[Stated problem] Count the lines in the material that contain the string "pantalla", matching case exactly, and reply with the number alone.

[Exercise data]
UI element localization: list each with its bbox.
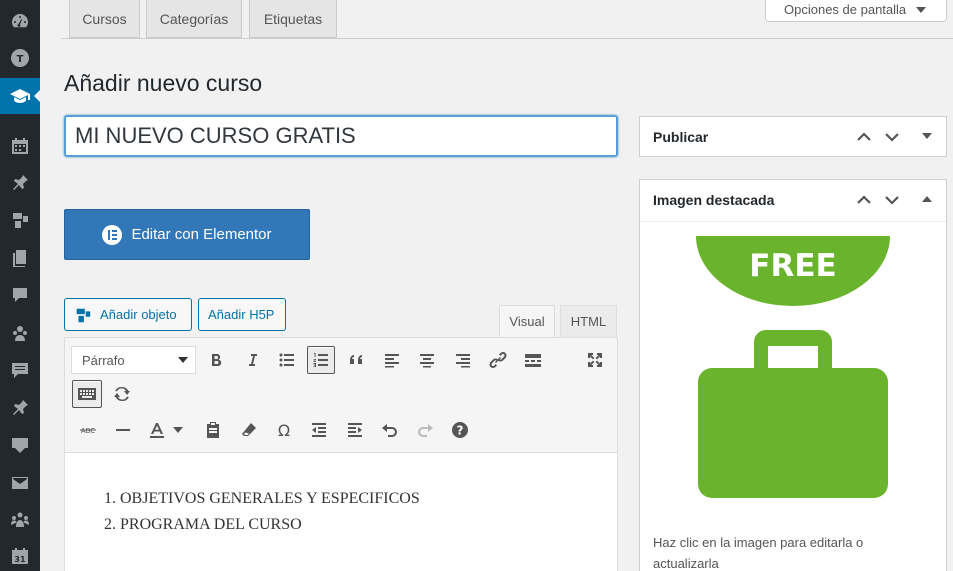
chevron-down-icon xyxy=(178,357,188,363)
tab-categorias[interactable]: Categorías xyxy=(146,0,242,38)
feedback-icon[interactable] xyxy=(0,352,40,388)
format-select-value: Párrafo xyxy=(82,352,125,368)
svg-text:?: ? xyxy=(457,424,464,438)
fullscreen-icon[interactable] xyxy=(581,346,609,374)
admin-sidebar: T 31 xyxy=(0,0,40,571)
publish-box-header: Publicar xyxy=(640,117,946,157)
comments-icon[interactable] xyxy=(0,277,40,313)
horizontal-line-icon[interactable] xyxy=(109,416,137,444)
users-group-icon[interactable] xyxy=(0,315,40,351)
pages-icon[interactable] xyxy=(0,240,40,276)
calendar-31-icon[interactable]: 31 xyxy=(0,538,40,571)
chevron-up-icon[interactable] xyxy=(855,128,873,146)
tabs-divider xyxy=(62,38,953,39)
outdent-icon[interactable] xyxy=(305,416,333,444)
add-media-icon xyxy=(76,308,91,322)
list-item: PROGRAMA DEL CURSO xyxy=(120,512,617,538)
chevron-down-icon[interactable] xyxy=(883,191,901,209)
chevron-down-icon xyxy=(916,6,927,13)
svg-text:T: T xyxy=(17,54,24,65)
toggle-panel-icon[interactable] xyxy=(922,133,932,139)
toolbar-toggle-icon[interactable] xyxy=(72,380,102,408)
content-editor: Párrafo ABC Ω ? 1. OBJETIVOS GENERALES Y… xyxy=(64,337,618,571)
featured-image-caption: Haz clic en la imagen para editarla o ac… xyxy=(653,535,864,571)
clear-formatting-icon[interactable] xyxy=(235,416,263,444)
paste-text-icon[interactable] xyxy=(199,416,227,444)
tab-html[interactable]: HTML xyxy=(560,305,617,338)
featured-image-title: Imagen destacada xyxy=(653,192,775,208)
align-left-icon[interactable] xyxy=(378,346,406,374)
chevron-up-icon[interactable] xyxy=(855,191,873,209)
italic-icon[interactable] xyxy=(238,346,266,374)
indent-icon[interactable] xyxy=(341,416,369,444)
pin-icon[interactable] xyxy=(0,390,40,426)
link-icon[interactable] xyxy=(484,346,512,374)
redo-icon[interactable] xyxy=(411,416,439,444)
text-color-dropdown-icon[interactable] xyxy=(171,416,185,444)
tab-cursos[interactable]: Cursos xyxy=(69,0,140,38)
blockquote-icon[interactable] xyxy=(343,346,371,374)
bold-icon[interactable] xyxy=(202,346,230,374)
tab-visual[interactable]: Visual xyxy=(499,305,555,338)
add-object-label: Añadir objeto xyxy=(100,307,177,322)
strikethrough-icon[interactable]: ABC xyxy=(74,416,102,444)
screen-options-label: Opciones de pantalla xyxy=(784,2,907,17)
featured-image-body: FREE Haz clic en la imagen para editarla… xyxy=(640,221,946,571)
list-item: OBJETIVOS GENERALES Y ESPECIFICOS xyxy=(120,486,617,512)
mail-icon[interactable] xyxy=(0,465,40,501)
featured-image-text: FREE xyxy=(749,248,836,284)
editor-toolbar: Párrafo ABC Ω ? xyxy=(65,338,617,453)
bullet-list-icon[interactable] xyxy=(273,346,301,374)
format-select[interactable]: Párrafo xyxy=(71,346,196,374)
refresh-icon[interactable] xyxy=(108,380,136,408)
graduation-cap-icon[interactable] xyxy=(0,78,40,114)
help-icon[interactable]: ? xyxy=(446,416,474,444)
media-icon[interactable] xyxy=(0,202,40,238)
read-more-icon[interactable] xyxy=(519,346,547,374)
calendar-icon[interactable] xyxy=(0,128,40,164)
pin-icon[interactable] xyxy=(0,165,40,201)
add-h5p-button[interactable]: Añadir H5P xyxy=(198,298,286,331)
elementor-icon xyxy=(102,224,123,245)
special-character-icon[interactable]: Ω xyxy=(270,416,298,444)
publish-box-title: Publicar xyxy=(653,129,709,145)
dashboard-icon[interactable] xyxy=(0,3,40,39)
align-center-icon[interactable] xyxy=(413,346,441,374)
featured-image-header: Imagen destacada xyxy=(640,180,946,220)
add-object-button[interactable]: Añadir objeto xyxy=(64,298,192,331)
edit-with-elementor-label: Editar con Elementor xyxy=(131,226,272,243)
tutor-icon[interactable]: T xyxy=(0,40,40,76)
community-icon[interactable] xyxy=(0,502,40,538)
page-title: Añadir nuevo curso xyxy=(64,70,263,96)
svg-text:31: 31 xyxy=(14,555,26,564)
post-title-input[interactable] xyxy=(64,115,618,157)
chevron-down-icon[interactable] xyxy=(883,128,901,146)
undo-icon[interactable] xyxy=(376,416,404,444)
svg-text:Ω: Ω xyxy=(278,421,290,440)
download-icon[interactable] xyxy=(0,427,40,463)
publish-box: Publicar xyxy=(639,116,947,157)
add-h5p-label: Añadir H5P xyxy=(208,307,275,322)
featured-image[interactable]: FREE xyxy=(640,222,946,512)
screen-options-button[interactable]: Opciones de pantalla xyxy=(765,0,947,22)
editor-content[interactable]: OBJETIVOS GENERALES Y ESPECIFICOS PROGRA… xyxy=(65,454,617,538)
tab-etiquetas[interactable]: Etiquetas xyxy=(249,0,337,38)
featured-image-box: Imagen destacada FREE Haz clic en la ima… xyxy=(639,179,947,571)
align-right-icon[interactable] xyxy=(449,346,477,374)
text-color-icon[interactable] xyxy=(143,416,171,444)
numbered-list-icon[interactable] xyxy=(307,346,335,374)
toggle-panel-icon[interactable] xyxy=(922,196,932,202)
svg-text:ABC: ABC xyxy=(81,427,95,435)
edit-with-elementor-button[interactable]: Editar con Elementor xyxy=(64,209,310,260)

[Answer] 2